[begin Source records]

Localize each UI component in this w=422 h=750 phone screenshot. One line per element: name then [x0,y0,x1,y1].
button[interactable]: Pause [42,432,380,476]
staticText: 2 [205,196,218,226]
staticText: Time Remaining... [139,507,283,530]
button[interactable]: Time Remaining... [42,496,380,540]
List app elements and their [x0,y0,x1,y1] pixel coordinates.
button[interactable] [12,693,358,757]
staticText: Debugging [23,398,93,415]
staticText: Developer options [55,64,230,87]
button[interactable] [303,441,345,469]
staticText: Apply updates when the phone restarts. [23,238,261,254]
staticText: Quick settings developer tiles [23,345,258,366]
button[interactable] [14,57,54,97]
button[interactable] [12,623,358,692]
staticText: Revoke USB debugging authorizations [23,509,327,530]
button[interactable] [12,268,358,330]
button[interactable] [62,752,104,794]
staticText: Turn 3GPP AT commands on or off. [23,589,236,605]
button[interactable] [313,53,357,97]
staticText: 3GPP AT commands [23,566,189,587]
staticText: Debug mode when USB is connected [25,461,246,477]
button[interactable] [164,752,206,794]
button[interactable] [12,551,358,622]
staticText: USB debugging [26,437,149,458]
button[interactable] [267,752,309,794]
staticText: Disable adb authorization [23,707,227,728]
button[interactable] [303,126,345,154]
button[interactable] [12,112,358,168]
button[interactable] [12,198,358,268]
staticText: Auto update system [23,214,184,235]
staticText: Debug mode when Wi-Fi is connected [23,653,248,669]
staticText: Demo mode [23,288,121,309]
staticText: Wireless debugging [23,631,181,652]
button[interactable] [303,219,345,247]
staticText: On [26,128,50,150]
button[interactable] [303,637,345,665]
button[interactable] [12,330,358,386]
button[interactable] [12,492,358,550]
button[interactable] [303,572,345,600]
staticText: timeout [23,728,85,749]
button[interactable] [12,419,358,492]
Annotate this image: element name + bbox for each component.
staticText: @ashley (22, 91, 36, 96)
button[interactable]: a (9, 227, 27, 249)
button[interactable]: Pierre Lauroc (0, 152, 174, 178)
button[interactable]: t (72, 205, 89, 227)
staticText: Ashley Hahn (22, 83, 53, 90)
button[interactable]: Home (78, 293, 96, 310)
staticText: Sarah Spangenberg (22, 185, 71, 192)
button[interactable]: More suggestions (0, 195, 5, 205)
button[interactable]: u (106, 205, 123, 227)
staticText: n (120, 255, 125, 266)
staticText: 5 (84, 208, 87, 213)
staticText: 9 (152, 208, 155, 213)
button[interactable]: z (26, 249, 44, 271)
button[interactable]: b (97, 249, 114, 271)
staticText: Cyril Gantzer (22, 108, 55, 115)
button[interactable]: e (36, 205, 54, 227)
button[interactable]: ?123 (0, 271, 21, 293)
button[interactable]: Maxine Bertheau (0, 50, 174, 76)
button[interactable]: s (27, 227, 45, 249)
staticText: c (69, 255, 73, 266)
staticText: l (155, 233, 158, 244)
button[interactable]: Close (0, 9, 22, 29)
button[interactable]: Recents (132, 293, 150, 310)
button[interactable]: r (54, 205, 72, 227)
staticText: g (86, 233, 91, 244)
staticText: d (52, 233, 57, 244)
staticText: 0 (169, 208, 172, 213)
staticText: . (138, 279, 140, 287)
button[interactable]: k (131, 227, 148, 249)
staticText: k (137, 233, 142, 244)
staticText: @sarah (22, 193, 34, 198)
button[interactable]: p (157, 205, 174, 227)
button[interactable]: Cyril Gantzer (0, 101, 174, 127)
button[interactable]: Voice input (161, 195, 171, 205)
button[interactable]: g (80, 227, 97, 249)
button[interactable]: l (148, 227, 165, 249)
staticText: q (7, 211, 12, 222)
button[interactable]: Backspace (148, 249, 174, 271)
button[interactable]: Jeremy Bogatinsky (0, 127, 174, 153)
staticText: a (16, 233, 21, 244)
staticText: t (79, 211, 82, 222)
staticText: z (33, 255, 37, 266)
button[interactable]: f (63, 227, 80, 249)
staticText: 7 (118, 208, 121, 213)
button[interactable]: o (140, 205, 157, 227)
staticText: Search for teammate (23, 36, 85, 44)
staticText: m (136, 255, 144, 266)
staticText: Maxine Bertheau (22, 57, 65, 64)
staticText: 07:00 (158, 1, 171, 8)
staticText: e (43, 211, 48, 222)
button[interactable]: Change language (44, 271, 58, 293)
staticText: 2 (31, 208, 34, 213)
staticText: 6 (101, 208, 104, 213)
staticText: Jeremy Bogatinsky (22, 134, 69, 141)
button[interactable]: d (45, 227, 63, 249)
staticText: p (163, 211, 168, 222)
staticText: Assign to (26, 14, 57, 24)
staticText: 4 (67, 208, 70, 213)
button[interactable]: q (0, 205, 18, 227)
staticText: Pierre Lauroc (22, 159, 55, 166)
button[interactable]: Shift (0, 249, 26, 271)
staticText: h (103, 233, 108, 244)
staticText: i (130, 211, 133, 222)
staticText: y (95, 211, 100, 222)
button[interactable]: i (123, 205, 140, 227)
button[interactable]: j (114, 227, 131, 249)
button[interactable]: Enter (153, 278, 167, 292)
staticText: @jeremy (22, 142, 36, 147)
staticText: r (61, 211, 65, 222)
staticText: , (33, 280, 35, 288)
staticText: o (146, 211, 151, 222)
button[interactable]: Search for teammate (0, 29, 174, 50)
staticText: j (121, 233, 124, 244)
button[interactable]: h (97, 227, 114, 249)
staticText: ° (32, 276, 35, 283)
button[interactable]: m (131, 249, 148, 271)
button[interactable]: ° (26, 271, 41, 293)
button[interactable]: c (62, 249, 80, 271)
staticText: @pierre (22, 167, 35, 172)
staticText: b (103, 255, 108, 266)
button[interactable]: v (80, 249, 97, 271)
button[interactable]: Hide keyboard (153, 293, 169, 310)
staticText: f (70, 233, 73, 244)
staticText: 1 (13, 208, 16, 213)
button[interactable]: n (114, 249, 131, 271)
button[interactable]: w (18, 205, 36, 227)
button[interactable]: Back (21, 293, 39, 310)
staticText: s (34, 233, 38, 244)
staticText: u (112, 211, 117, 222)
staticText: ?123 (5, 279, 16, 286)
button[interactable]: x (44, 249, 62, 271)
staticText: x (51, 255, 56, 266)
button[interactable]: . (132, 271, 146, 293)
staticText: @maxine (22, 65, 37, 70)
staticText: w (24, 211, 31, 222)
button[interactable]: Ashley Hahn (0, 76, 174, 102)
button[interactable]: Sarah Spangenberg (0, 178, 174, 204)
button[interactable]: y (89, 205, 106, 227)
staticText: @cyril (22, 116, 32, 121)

[end Source records]

Short exercise>
Report each line of the records that contains the string "component", copying the lines in full. Case counts.

In response>
Localize each UI component in this w=422 h=750 phone screenshot. One line per element: name then [x0,y0,x1,y1].
Annotate this image: element name + bbox for each component.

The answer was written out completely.